- Text provided:
------------------------------
Last month, my colleagues and I published an investigation into a Texas oil refinery startup, America First Refining, that had secretly gotten investment from Donald Trump Jr. We discovered a saga involving the Trump administration’s tariff policy, sanctioned Russian oil and an Indian billionaire family’s private zoo.
At the center of the story was the CEO of the refinery company, Texas businessman John Calce. We’d spent weeks examining Calce — pulling old lawsuits, property records, corporate registry filings — and had pieced together a portrait of what appeared to be an obscure serial entrepreneur who’d for years tried and failed to secure funding for his long-shot refinery project.
Then, not long before our story was set to publish, we decided to do a scrub on a separate company he had incorporated called Brownsville Energy Storage Terminals.
Pulling up the company’s website, I felt a brief flash of panic: Had we somehow missed the existence of a major business owned by the man at the center of our next story?
“From Houston to Rotterdam, Jurong to Fujairah. Our network connects the world’s most vital energy markets with speed, safety, and precision bulk oil storage,” announced the front page of the company’s website.
Brownsville Energy Storage Terminals, per the website, had more than 850 employees and 28 million barrels of oil storage capacity across six global hubs. This was puzzling: Our reporting had led us to believe Calce was struggling to raise enough money for a single project in the U.S., not overseeing a massive, multinational oil storage corporation.
------------------------------
- Material shown:
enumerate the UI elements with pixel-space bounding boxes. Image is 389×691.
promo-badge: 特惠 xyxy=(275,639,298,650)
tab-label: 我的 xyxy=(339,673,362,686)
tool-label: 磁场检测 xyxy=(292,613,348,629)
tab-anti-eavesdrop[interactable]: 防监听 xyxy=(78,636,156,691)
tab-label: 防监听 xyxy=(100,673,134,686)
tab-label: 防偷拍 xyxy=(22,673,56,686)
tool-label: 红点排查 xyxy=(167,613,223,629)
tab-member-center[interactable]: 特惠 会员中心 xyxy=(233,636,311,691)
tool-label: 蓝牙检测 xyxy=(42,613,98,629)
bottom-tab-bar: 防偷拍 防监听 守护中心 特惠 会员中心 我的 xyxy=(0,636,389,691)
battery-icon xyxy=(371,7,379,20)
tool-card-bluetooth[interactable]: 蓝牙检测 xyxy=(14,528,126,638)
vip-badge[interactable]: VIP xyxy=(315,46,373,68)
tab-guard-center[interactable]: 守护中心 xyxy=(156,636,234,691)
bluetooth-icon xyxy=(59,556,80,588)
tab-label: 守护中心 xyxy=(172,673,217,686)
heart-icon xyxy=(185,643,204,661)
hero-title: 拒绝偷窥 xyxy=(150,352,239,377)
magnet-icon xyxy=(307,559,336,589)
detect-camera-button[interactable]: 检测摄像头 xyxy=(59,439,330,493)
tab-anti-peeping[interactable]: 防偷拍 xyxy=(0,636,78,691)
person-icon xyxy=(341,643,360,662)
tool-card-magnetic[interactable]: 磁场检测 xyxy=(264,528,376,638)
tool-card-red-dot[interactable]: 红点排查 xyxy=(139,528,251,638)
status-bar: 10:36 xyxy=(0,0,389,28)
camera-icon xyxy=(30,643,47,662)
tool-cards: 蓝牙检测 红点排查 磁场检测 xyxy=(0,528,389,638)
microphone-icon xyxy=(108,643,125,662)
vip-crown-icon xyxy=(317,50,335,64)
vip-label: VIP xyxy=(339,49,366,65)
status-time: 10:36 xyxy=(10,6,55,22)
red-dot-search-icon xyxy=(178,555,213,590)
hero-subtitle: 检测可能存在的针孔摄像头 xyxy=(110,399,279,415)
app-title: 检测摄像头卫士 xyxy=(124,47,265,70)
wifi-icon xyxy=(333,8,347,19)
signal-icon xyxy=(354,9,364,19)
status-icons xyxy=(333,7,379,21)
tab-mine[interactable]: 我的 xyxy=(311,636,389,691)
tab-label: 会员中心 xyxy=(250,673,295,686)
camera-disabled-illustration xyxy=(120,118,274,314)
------------------------------
- What you need to do:
#1 According to the refinery article, how many barrels of oil storage capacity did the Brownsville Energy Storage Terminals website claim?
#2 Rewrite the refinery article's passage starting with "Pulling up the" and going on through "oil storage corporation.", changing "website" to "homepage" throughout.
The items are drawn from a separate source.

- Answers:
#1 28 million barrels, across six global hubs.

#2
Pulling up the company’s homepage, I felt a brief flash of panic: Had we somehow missed the existence of a major business owned by the man at the center of our next story?
“From Houston to Rotterdam, Jurong to Fujairah. Our network connects the world’s most vital energy markets with speed, safety, and precision bulk oil storage,” announced the front page of the company’s homepage.
Brownsville Energy Storage Terminals, per the homepage, had more than 850 employees and 28 million barrels of oil storage capacity across six global hubs. This was puzzling: Our reporting had led us to believe Calce was struggling to raise enough money for a single project in the U.S., not overseeing a massive, multinational oil storage corporation.